PROBLEM DESCRIPTION: Each line containing the word "launcher" needs to be copied.

______

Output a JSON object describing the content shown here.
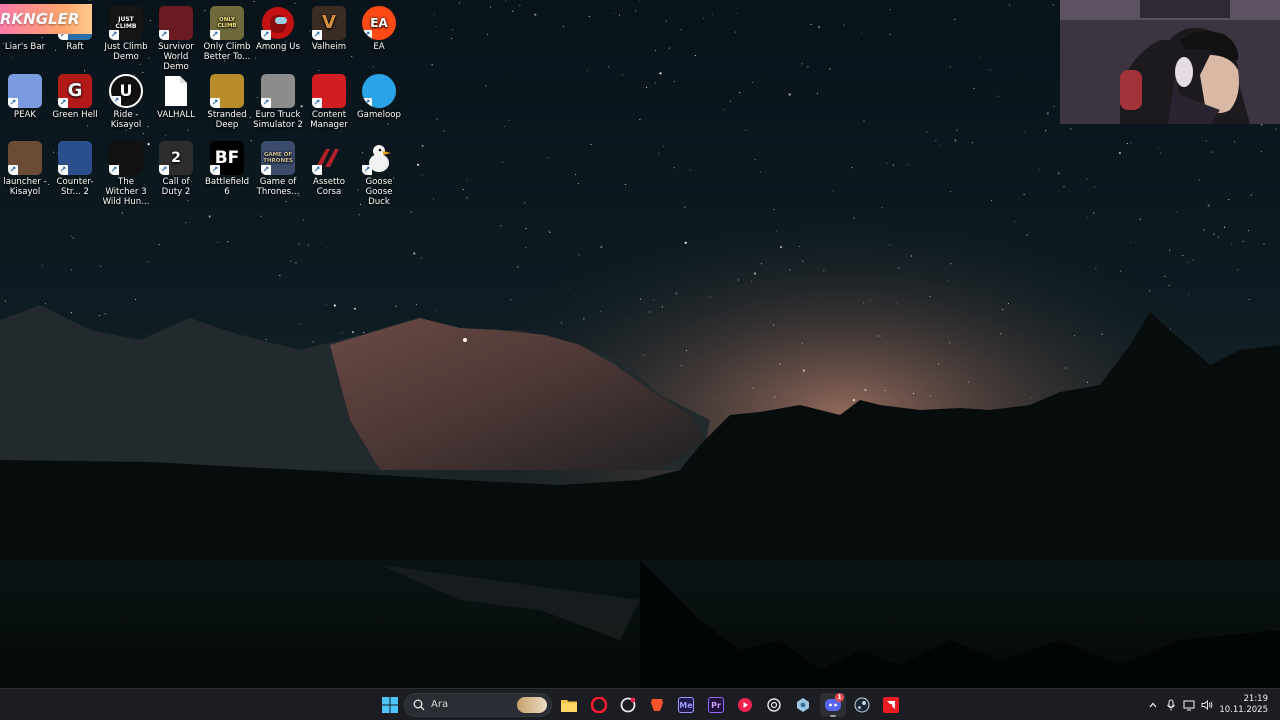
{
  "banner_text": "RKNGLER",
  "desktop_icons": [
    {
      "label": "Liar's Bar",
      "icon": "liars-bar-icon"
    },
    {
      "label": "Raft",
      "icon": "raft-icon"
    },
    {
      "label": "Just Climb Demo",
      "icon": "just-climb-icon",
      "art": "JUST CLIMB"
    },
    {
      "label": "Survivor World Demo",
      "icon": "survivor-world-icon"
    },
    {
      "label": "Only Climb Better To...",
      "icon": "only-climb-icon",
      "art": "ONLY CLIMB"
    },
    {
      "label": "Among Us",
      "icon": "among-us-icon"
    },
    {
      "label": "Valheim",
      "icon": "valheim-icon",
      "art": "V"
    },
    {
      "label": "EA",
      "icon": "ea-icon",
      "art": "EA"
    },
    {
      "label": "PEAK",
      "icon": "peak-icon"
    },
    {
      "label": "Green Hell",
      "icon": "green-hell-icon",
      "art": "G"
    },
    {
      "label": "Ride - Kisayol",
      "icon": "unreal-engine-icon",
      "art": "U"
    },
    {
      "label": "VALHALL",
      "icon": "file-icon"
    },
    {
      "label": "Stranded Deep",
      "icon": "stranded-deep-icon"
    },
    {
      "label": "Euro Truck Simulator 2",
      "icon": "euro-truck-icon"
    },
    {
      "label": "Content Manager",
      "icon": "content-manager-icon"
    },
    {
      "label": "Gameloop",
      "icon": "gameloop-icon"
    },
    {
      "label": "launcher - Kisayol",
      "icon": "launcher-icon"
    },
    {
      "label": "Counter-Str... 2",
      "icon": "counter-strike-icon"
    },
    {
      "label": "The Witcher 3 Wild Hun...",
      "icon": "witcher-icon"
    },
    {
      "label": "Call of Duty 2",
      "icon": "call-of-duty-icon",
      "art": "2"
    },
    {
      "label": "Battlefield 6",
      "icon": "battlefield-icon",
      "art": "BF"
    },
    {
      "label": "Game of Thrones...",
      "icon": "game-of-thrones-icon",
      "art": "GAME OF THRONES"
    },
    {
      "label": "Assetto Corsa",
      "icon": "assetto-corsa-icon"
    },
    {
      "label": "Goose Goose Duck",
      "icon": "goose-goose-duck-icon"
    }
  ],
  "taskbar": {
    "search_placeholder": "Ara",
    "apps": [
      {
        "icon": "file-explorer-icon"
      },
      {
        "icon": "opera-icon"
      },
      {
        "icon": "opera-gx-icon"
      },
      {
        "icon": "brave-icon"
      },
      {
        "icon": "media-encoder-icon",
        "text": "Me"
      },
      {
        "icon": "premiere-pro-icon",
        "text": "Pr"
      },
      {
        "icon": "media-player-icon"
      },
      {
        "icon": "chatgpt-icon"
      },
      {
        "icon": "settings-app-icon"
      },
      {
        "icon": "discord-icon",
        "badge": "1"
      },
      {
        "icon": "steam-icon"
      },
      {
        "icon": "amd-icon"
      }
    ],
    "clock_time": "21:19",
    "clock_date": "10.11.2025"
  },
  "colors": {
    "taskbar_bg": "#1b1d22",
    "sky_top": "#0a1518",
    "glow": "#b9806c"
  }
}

______

WRITTEN SOLUTION:
      "label": "launcher - Kisayol",
      "icon": "launcher-icon"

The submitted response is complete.